### Input for this task
■ ■ ■

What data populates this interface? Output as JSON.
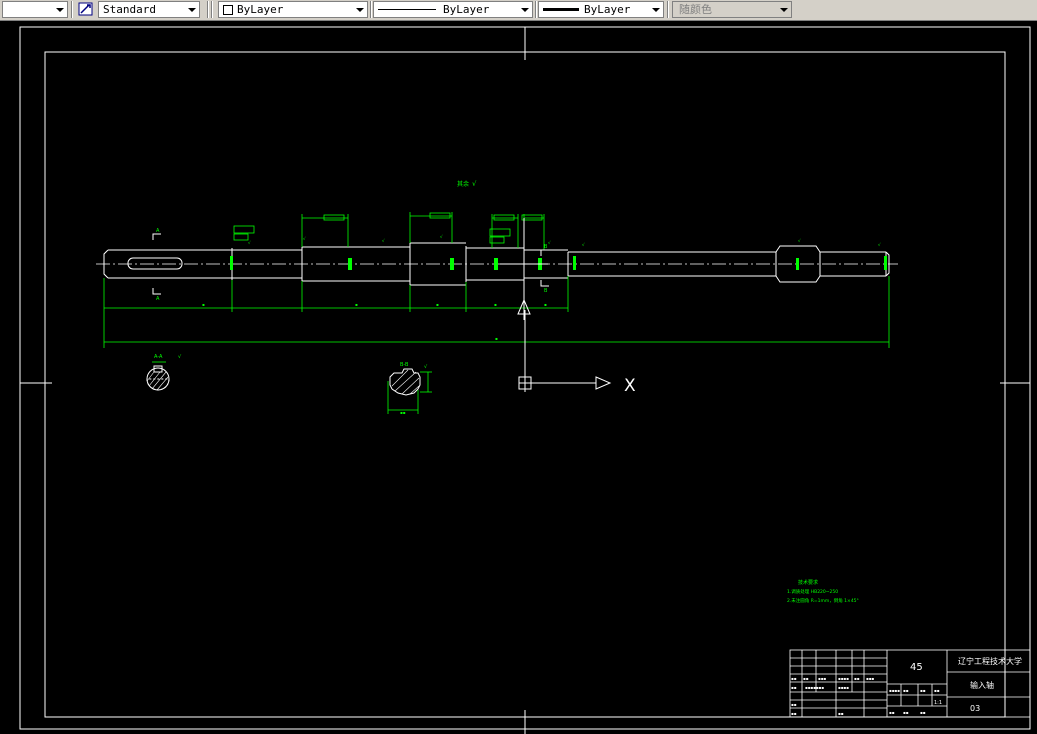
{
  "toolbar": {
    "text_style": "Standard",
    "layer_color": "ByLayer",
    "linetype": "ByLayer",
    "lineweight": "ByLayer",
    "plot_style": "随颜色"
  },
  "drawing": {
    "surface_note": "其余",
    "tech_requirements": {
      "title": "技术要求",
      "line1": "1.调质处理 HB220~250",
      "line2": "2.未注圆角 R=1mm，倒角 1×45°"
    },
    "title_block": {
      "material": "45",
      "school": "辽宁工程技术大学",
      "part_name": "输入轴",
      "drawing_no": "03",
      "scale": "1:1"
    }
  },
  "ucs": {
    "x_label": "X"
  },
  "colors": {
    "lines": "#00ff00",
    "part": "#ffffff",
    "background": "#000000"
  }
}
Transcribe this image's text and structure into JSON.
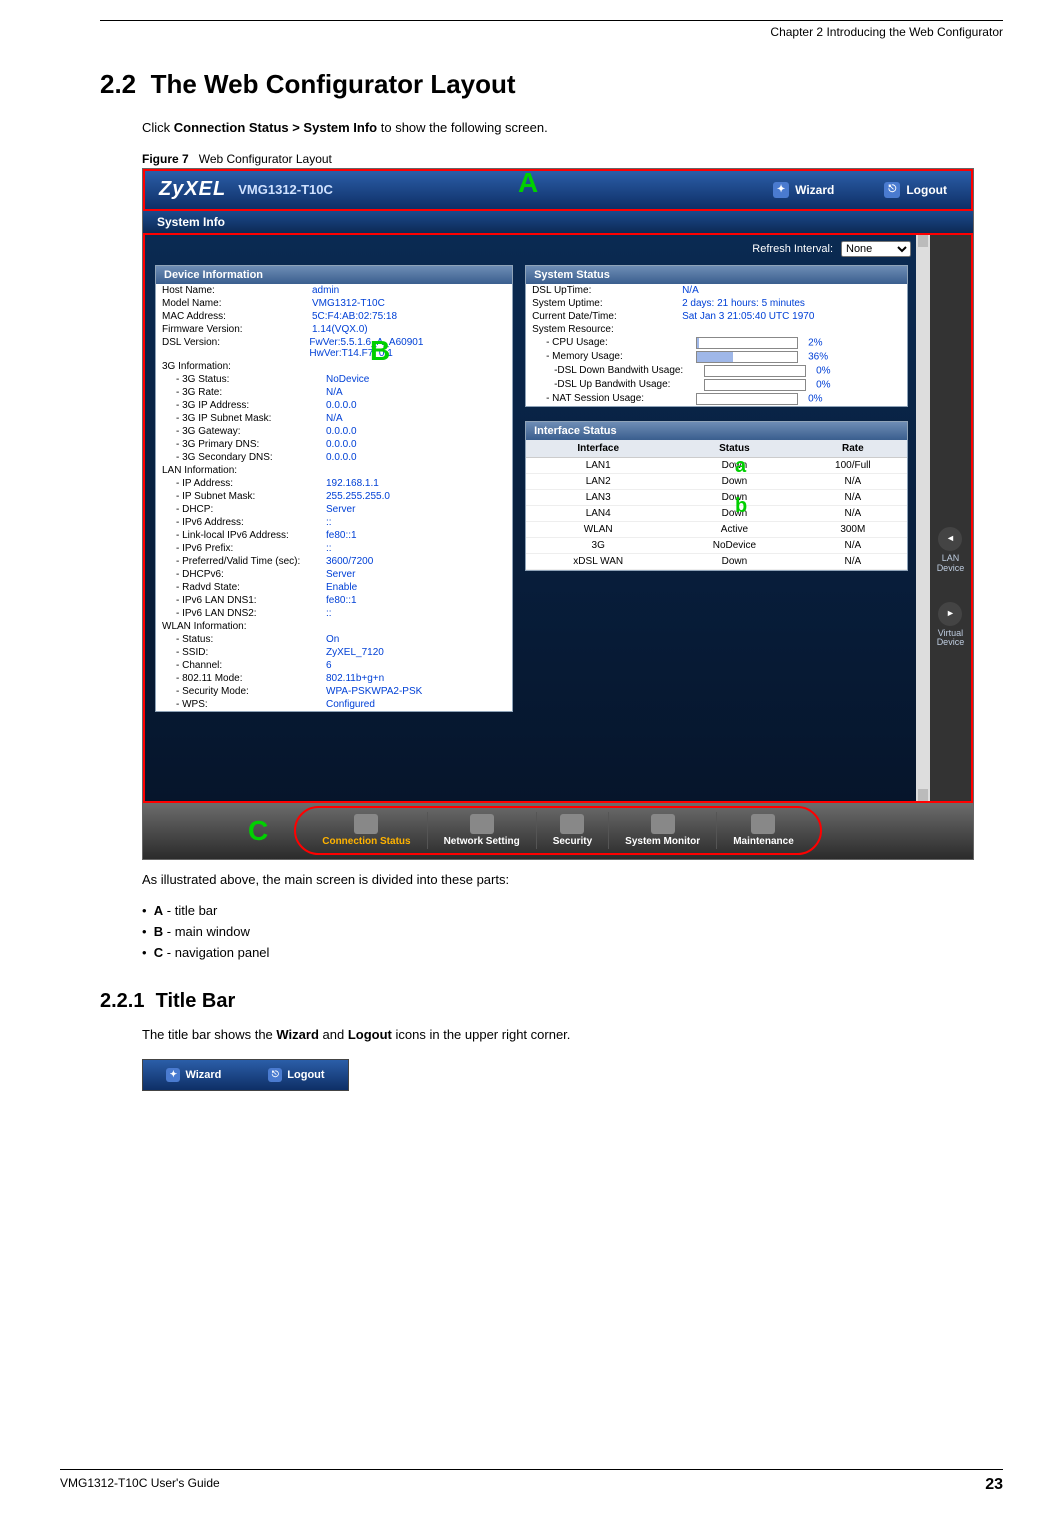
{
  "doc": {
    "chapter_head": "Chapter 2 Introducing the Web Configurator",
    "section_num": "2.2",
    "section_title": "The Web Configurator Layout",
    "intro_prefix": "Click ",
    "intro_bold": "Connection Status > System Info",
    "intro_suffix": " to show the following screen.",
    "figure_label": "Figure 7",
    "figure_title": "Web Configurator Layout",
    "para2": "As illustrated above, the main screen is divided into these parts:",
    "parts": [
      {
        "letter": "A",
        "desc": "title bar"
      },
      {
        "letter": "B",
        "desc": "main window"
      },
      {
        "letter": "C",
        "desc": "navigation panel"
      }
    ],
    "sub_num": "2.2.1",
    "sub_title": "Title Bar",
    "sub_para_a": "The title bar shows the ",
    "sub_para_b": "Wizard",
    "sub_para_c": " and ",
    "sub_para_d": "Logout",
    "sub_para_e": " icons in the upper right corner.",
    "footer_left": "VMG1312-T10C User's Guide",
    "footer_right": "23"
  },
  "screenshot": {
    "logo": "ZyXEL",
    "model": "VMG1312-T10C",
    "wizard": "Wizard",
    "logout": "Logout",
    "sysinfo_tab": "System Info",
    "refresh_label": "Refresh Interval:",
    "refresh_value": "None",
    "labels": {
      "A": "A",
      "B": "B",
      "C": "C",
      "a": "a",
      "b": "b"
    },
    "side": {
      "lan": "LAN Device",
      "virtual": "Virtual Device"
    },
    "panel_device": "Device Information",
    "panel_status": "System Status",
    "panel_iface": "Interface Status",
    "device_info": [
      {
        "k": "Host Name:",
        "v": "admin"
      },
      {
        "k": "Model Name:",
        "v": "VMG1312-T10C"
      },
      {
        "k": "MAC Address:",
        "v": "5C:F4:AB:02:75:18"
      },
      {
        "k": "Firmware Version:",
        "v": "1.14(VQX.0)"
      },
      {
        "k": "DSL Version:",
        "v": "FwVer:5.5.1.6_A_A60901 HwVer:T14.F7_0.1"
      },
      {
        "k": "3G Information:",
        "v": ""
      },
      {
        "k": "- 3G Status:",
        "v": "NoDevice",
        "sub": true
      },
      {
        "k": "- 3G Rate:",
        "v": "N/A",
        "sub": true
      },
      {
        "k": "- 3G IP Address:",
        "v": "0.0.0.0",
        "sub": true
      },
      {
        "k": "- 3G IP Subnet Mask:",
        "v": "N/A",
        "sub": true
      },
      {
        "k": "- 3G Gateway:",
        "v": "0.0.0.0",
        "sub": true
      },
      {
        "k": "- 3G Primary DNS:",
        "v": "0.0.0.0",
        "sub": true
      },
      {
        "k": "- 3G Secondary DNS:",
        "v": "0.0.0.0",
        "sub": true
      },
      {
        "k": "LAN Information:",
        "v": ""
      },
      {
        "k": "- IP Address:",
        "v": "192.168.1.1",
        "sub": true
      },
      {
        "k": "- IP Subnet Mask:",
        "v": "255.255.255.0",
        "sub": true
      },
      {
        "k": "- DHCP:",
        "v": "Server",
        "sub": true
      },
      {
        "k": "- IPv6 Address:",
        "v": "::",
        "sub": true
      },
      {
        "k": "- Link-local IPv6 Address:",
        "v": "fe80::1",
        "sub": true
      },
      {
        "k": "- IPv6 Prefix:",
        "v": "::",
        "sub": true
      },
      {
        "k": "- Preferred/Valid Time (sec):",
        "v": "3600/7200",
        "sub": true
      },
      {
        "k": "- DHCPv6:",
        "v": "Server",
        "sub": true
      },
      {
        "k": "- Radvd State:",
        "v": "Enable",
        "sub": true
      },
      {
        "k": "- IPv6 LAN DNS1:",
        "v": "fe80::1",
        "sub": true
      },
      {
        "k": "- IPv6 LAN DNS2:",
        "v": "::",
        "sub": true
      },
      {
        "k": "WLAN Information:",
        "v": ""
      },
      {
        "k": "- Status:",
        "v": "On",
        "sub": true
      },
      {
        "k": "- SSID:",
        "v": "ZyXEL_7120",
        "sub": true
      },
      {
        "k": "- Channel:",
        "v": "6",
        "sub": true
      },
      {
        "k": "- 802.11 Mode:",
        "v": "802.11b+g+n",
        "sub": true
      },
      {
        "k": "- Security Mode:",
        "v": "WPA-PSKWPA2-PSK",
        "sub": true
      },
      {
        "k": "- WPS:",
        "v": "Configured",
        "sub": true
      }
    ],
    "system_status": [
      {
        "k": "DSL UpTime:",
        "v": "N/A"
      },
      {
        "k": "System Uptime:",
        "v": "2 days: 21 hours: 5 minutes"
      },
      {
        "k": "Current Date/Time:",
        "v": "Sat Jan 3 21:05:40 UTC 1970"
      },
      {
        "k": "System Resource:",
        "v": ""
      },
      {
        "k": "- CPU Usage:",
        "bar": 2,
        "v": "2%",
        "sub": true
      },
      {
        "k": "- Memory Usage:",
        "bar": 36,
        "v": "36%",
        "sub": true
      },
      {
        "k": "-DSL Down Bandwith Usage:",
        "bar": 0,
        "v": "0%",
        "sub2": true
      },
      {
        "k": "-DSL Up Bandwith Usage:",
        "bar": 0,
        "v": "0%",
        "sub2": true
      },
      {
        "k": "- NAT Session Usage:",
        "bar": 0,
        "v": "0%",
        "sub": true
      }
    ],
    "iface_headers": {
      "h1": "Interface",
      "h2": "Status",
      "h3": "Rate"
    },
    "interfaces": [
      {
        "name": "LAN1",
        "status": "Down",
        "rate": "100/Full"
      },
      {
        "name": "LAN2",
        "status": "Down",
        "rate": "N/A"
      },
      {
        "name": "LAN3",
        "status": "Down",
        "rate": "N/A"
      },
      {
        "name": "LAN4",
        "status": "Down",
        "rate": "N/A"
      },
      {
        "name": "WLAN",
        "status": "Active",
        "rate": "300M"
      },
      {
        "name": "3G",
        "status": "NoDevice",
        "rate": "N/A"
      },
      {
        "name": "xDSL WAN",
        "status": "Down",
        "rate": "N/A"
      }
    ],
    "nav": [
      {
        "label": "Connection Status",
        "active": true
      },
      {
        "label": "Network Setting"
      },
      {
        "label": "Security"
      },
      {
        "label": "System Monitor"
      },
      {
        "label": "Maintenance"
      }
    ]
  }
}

■ ■ ■

Reproduce the whole listing word for word, setting aside any pictures.

### Solved exercise
What data populates this interface? Output as JSON.
{
  "toolbar": {
    "text_style": "Standard",
    "layer_color": "ByLayer",
    "linetype": "ByLayer",
    "lineweight": "ByLayer",
    "plot_style": "随颜色"
  },
  "drawing": {
    "surface_note": "其余",
    "tech_requirements": {
      "title": "技术要求",
      "line1": "1.调质处理 HB220~250",
      "line2": "2.未注圆角 R=1mm，倒角 1×45°"
    },
    "title_block": {
      "material": "45",
      "school": "辽宁工程技术大学",
      "part_name": "输入轴",
      "drawing_no": "03",
      "scale": "1:1"
    }
  },
  "ucs": {
    "x_label": "X"
  },
  "colors": {
    "lines": "#00ff00",
    "part": "#ffffff",
    "background": "#000000"
  }
}
Transcribe this image's text and structure into JSON.
{
  "doc": {
    "chapter_head": "Chapter 2 Introducing the Web Configurator",
    "section_num": "2.2",
    "section_title": "The Web Configurator Layout",
    "intro_prefix": "Click ",
    "intro_bold": "Connection Status > System Info",
    "intro_suffix": " to show the following screen.",
    "figure_label": "Figure 7",
    "figure_title": "Web Configurator Layout",
    "para2": "As illustrated above, the main screen is divided into these parts:",
    "parts": [
      {
        "letter": "A",
        "desc": "title bar"
      },
      {
        "letter": "B",
        "desc": "main window"
      },
      {
        "letter": "C",
        "desc": "navigation panel"
      }
    ],
    "sub_num": "2.2.1",
    "sub_title": "Title Bar",
    "sub_para_a": "The title bar shows the ",
    "sub_para_b": "Wizard",
    "sub_para_c": " and ",
    "sub_para_d": "Logout",
    "sub_para_e": " icons in the upper right corner.",
    "footer_left": "VMG1312-T10C User's Guide",
    "footer_right": "23"
  },
  "screenshot": {
    "logo": "ZyXEL",
    "model": "VMG1312-T10C",
    "wizard": "Wizard",
    "logout": "Logout",
    "sysinfo_tab": "System Info",
    "refresh_label": "Refresh Interval:",
    "refresh_value": "None",
    "labels": {
      "A": "A",
      "B": "B",
      "C": "C",
      "a": "a",
      "b": "b"
    },
    "side": {
      "lan": "LAN Device",
      "virtual": "Virtual Device"
    },
    "panel_device": "Device Information",
    "panel_status": "System Status",
    "panel_iface": "Interface Status",
    "device_info": [
      {
        "k": "Host Name:",
        "v": "admin"
      },
      {
        "k": "Model Name:",
        "v": "VMG1312-T10C"
      },
      {
        "k": "MAC Address:",
        "v": "5C:F4:AB:02:75:18"
      },
      {
        "k": "Firmware Version:",
        "v": "1.14(VQX.0)"
      },
      {
        "k": "DSL Version:",
        "v": "FwVer:5.5.1.6_A_A60901 HwVer:T14.F7_0.1"
      },
      {
        "k": "3G Information:",
        "v": ""
      },
      {
        "k": "- 3G Status:",
        "v": "NoDevice",
        "sub": true
      },
      {
        "k": "- 3G Rate:",
        "v": "N/A",
        "sub": true
      },
      {
        "k": "- 3G IP Address:",
        "v": "0.0.0.0",
        "sub": true
      },
      {
        "k": "- 3G IP Subnet Mask:",
        "v": "N/A",
        "sub": true
      },
      {
        "k": "- 3G Gateway:",
        "v": "0.0.0.0",
        "sub": true
      },
      {
        "k": "- 3G Primary DNS:",
        "v": "0.0.0.0",
        "sub": true
      },
      {
        "k": "- 3G Secondary DNS:",
        "v": "0.0.0.0",
        "sub": true
      },
      {
        "k": "LAN Information:",
        "v": ""
      },
      {
        "k": "- IP Address:",
        "v": "192.168.1.1",
        "sub": true
      },
      {
        "k": "- IP Subnet Mask:",
        "v": "255.255.255.0",
        "sub": true
      },
      {
        "k": "- DHCP:",
        "v": "Server",
        "sub": true
      },
      {
        "k": "- IPv6 Address:",
        "v": "::",
        "sub": true
      },
      {
        "k": "- Link-local IPv6 Address:",
        "v": "fe80::1",
        "sub": true
      },
      {
        "k": "- IPv6 Prefix:",
        "v": "::",
        "sub": true
      },
      {
        "k": "- Preferred/Valid Time (sec):",
        "v": "3600/7200",
        "sub": true
      },
      {
        "k": "- DHCPv6:",
        "v": "Server",
        "sub": true
      },
      {
        "k": "- Radvd State:",
        "v": "Enable",
        "sub": true
      },
      {
        "k": "- IPv6 LAN DNS1:",
        "v": "fe80::1",
        "sub": true
      },
      {
        "k": "- IPv6 LAN DNS2:",
        "v": "::",
        "sub": true
      },
      {
        "k": "WLAN Information:",
        "v": ""
      },
      {
        "k": "- Status:",
        "v": "On",
        "sub": true
      },
      {
        "k": "- SSID:",
        "v": "ZyXEL_7120",
        "sub": true
      },
      {
        "k": "- Channel:",
        "v": "6",
        "sub": true
      },
      {
        "k": "- 802.11 Mode:",
        "v": "802.11b+g+n",
        "sub": true
      },
      {
        "k": "- Security Mode:",
        "v": "WPA-PSKWPA2-PSK",
        "sub": true
      },
      {
        "k": "- WPS:",
        "v": "Configured",
        "sub": true
      }
    ],
    "system_status": [
      {
        "k": "DSL UpTime:",
        "v": "N/A"
      },
      {
        "k": "System Uptime:",
        "v": "2 days: 21 hours: 5 minutes"
      },
      {
        "k": "Current Date/Time:",
        "v": "Sat Jan 3 21:05:40 UTC 1970"
      },
      {
        "k": "System Resource:",
        "v": ""
      },
      {
        "k": "- CPU Usage:",
        "bar": 2,
        "v": "2%",
        "sub": true
      },
      {
        "k": "- Memory Usage:",
        "bar": 36,
        "v": "36%",
        "sub": true
      },
      {
        "k": "-DSL Down Bandwith Usage:",
        "bar": 0,
        "v": "0%",
        "sub2": true
      },
      {
        "k": "-DSL Up Bandwith Usage:",
        "bar": 0,
        "v": "0%",
        "sub2": true
      },
      {
        "k": "- NAT Session Usage:",
        "bar": 0,
        "v": "0%",
        "sub": true
      }
    ],
    "iface_headers": {
      "h1": "Interface",
      "h2": "Status",
      "h3": "Rate"
    },
    "interfaces": [
      {
        "name": "LAN1",
        "status": "Down",
        "rate": "100/Full"
      },
      {
        "name": "LAN2",
        "status": "Down",
        "rate": "N/A"
      },
      {
        "name": "LAN3",
        "status": "Down",
        "rate": "N/A"
      },
      {
        "name": "LAN4",
        "status": "Down",
        "rate": "N/A"
      },
      {
        "name": "WLAN",
        "status": "Active",
        "rate": "300M"
      },
      {
        "name": "3G",
        "status": "NoDevice",
        "rate": "N/A"
      },
      {
        "name": "xDSL WAN",
        "status": "Down",
        "rate": "N/A"
      }
    ],
    "nav": [
      {
        "label": "Connection Status",
        "active": true
      },
      {
        "label": "Network Setting"
      },
      {
        "label": "Security"
      },
      {
        "label": "System Monitor"
      },
      {
        "label": "Maintenance"
      }
    ]
  }
}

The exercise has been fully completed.